## Dataset entries
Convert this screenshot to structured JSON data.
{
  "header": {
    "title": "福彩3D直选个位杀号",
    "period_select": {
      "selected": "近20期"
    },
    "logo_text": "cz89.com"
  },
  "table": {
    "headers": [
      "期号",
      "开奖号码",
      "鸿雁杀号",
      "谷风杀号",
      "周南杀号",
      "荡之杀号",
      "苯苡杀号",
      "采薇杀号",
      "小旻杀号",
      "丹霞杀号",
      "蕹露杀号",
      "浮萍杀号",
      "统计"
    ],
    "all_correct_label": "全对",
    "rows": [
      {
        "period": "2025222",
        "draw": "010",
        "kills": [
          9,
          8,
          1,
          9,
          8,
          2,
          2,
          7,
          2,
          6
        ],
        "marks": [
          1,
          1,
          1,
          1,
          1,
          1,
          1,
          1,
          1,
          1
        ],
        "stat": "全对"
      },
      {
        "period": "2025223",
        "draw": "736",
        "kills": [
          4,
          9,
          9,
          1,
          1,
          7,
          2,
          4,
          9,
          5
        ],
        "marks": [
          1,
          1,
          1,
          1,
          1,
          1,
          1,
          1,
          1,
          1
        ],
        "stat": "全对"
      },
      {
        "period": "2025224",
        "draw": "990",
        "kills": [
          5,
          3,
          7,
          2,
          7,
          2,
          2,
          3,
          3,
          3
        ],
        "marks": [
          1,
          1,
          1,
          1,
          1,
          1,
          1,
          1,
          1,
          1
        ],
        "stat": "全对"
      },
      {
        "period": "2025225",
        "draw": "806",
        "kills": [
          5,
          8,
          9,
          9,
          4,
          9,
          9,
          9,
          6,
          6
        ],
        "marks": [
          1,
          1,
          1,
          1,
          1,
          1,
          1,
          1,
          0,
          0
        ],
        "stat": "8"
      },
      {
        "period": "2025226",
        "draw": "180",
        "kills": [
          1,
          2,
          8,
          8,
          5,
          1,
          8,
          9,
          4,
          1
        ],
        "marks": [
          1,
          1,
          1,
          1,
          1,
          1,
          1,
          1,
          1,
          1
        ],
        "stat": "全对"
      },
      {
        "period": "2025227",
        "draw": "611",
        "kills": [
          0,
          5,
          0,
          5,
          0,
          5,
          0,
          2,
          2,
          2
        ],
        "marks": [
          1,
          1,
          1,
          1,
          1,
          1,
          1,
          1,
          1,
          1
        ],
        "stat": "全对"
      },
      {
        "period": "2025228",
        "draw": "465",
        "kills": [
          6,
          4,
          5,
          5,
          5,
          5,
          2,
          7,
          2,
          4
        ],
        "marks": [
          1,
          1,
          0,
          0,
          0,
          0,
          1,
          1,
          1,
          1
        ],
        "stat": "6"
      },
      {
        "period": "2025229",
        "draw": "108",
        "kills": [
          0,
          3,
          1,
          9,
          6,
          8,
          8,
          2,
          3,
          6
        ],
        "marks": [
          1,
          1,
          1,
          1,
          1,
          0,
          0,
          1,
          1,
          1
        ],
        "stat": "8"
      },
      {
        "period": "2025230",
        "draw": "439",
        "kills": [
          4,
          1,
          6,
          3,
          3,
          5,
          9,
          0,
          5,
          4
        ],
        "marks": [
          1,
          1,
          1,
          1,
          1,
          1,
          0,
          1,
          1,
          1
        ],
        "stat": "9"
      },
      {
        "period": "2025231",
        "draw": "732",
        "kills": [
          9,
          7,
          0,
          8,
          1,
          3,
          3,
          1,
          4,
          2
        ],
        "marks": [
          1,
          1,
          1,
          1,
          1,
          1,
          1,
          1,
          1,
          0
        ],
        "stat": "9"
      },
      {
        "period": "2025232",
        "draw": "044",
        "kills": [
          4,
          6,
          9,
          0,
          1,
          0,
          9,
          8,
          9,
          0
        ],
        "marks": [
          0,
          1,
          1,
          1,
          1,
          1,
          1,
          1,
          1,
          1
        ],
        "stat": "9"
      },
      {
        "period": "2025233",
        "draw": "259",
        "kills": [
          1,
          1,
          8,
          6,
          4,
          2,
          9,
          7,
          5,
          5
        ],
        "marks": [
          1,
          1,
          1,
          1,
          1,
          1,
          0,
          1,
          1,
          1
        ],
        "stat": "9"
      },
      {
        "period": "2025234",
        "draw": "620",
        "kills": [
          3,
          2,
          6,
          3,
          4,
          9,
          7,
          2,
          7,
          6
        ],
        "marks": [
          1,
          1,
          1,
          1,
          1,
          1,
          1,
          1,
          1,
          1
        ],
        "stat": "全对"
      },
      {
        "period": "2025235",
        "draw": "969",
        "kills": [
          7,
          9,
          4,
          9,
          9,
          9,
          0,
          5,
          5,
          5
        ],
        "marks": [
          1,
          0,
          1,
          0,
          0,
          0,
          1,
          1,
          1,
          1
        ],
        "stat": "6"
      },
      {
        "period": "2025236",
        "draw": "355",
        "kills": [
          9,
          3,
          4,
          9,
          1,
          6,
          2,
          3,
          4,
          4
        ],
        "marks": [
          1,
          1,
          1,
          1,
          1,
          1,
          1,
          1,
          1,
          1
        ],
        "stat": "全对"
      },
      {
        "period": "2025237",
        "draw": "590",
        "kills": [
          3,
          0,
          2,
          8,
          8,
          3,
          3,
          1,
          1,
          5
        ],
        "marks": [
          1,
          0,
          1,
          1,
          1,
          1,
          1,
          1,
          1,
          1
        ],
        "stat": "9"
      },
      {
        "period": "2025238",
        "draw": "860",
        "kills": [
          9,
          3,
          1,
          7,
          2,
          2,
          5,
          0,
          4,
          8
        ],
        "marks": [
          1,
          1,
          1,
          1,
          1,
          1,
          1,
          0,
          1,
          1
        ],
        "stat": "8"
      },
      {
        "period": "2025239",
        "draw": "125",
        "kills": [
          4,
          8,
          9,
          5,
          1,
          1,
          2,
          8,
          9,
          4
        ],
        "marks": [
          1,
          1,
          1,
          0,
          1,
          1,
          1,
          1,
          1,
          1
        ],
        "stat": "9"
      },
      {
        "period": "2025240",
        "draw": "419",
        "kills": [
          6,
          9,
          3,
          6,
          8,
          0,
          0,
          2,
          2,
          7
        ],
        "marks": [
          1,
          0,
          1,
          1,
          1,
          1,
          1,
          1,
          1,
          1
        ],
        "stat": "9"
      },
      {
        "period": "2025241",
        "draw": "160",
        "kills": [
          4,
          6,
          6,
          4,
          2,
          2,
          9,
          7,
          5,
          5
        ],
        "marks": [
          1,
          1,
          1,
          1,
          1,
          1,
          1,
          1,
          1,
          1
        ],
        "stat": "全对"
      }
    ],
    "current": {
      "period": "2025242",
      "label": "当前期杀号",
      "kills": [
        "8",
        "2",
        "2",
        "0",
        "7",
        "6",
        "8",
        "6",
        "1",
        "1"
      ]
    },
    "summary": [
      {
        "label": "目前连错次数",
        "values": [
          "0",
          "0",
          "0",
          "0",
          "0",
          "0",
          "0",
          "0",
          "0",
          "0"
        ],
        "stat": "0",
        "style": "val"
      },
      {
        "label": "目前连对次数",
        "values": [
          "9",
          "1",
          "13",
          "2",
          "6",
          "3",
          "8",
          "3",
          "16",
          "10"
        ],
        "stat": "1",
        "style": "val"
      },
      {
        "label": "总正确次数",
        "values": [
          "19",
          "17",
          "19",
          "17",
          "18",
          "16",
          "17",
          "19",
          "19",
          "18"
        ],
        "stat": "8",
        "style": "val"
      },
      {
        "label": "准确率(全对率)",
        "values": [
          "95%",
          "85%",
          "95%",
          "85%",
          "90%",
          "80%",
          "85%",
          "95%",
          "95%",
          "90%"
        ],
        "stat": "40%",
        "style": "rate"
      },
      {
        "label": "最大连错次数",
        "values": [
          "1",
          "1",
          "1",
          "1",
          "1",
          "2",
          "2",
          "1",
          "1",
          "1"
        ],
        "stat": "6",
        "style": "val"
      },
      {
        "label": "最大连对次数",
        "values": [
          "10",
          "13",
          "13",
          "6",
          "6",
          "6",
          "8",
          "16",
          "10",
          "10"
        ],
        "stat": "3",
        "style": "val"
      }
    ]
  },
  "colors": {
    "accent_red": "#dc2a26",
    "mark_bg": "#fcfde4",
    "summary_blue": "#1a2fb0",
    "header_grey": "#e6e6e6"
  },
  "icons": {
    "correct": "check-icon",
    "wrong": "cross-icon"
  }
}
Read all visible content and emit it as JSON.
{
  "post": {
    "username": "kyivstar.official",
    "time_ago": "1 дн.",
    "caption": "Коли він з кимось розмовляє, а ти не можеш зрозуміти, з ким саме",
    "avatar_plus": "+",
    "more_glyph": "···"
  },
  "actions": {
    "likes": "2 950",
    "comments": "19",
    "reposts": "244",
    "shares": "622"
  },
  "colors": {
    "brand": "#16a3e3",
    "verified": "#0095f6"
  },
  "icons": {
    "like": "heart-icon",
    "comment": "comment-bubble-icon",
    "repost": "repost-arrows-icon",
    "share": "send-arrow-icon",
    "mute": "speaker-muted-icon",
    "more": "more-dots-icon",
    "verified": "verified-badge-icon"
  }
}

## Task instructions
Copy each line holding the word "verified" from the listing above.

## The result
    "verified": "#0095f6"
    "verified": "verified-badge-icon"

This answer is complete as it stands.